[Records contained in a dataset]
* BEGIN *

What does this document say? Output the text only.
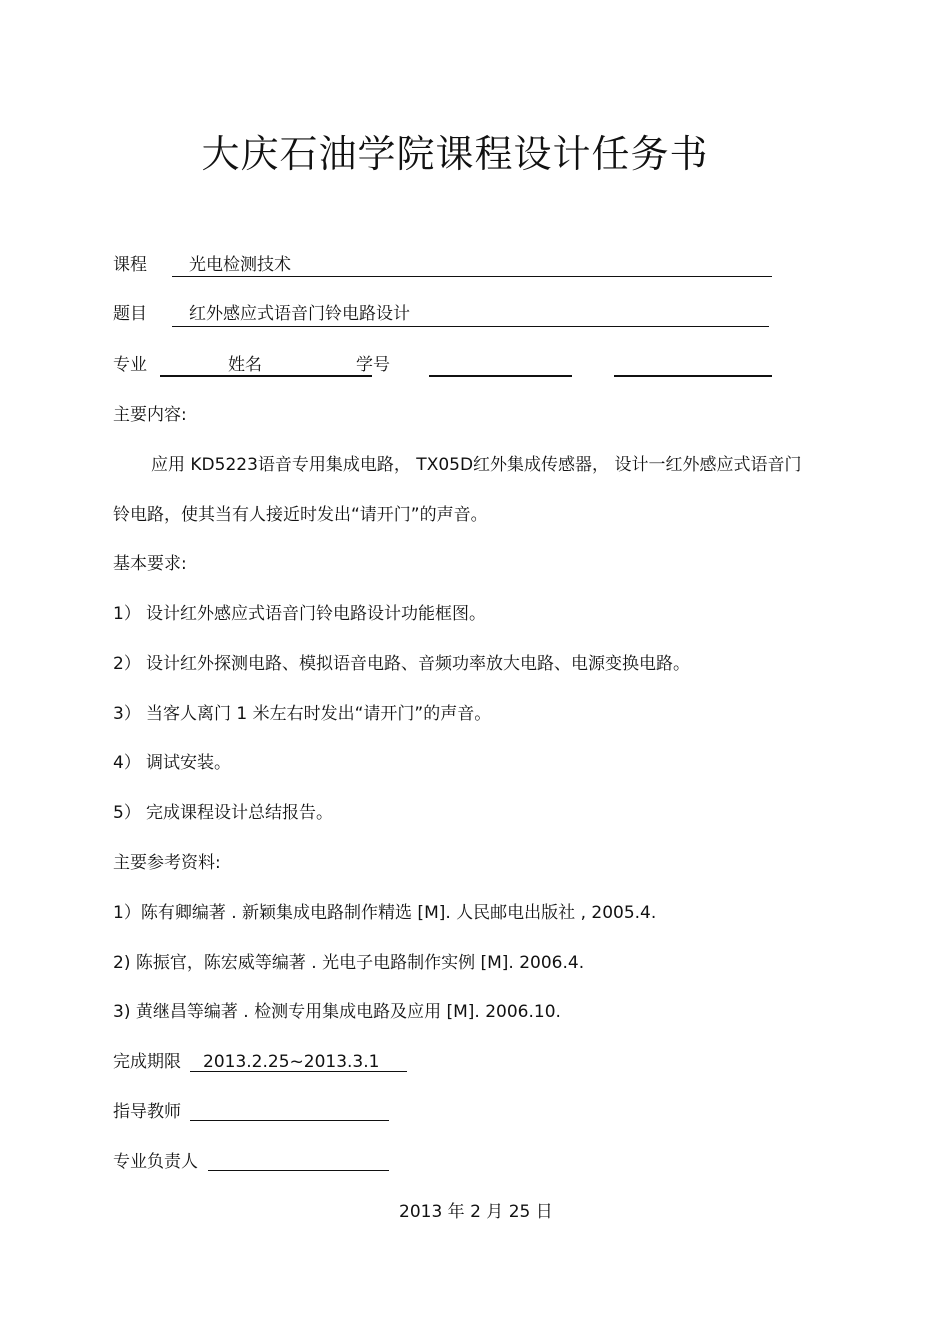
大庆石油学院课程设计任务书
课程 光电检测技术
题目 红外感应式语音门铃电路设计
专业	姓名	学号
主要内容:
应用 KD5223语音专用集成电路， TX05D红外集成传感器， 设计一红外感应式语音门
铃电路，使其当有人接近时发出“请开门”的声音。
基本要求:
1） 设计红外感应式语音门铃电路设计功能框图。
2） 设计红外探测电路、模拟语音电路、音频功率放大电路、电源变换电路。
3） 当客人离门 1 米左右时发出“请开门”的声音。
4） 调试安装。
5） 完成课程设计总结报告。
主要参考资料:
1）陈有卿编著 . 新颖集成电路制作精选 [M]. 人民邮电出版社 , 2005.4.
2) 陈振官，陈宏威等编著 . 光电子电路制作实例 [M]. 2006.4.
3) 黄继昌等编著 . 检测专用集成电路及应用 [M]. 2006.10.
完成期限 2013.2.25~2013.3.1
指导教师
专业负责人
2013 年 2 月 25 日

* END *

■ TO DO:
Copy out all the data exactly; skip the pictures.

■ OUTPUT:
What does this document say? Output the text only.
大庆石油学院课程设计任务书
课程 光电检测技术
题目 红外感应式语音门铃电路设计
专业	姓名	学号
主要内容:
应用 KD5223语音专用集成电路， TX05D红外集成传感器， 设计一红外感应式语音门
铃电路，使其当有人接近时发出“请开门”的声音。
基本要求:
1） 设计红外感应式语音门铃电路设计功能框图。
2） 设计红外探测电路、模拟语音电路、音频功率放大电路、电源变换电路。
3） 当客人离门 1 米左右时发出“请开门”的声音。
4） 调试安装。
5） 完成课程设计总结报告。
主要参考资料:
1）陈有卿编著 . 新颖集成电路制作精选 [M]. 人民邮电出版社 , 2005.4.
2) 陈振官，陈宏威等编著 . 光电子电路制作实例 [M]. 2006.4.
3) 黄继昌等编著 . 检测专用集成电路及应用 [M]. 2006.10.
完成期限 2013.2.25~2013.3.1
指导教师
专业负责人
2013 年 2 月 25 日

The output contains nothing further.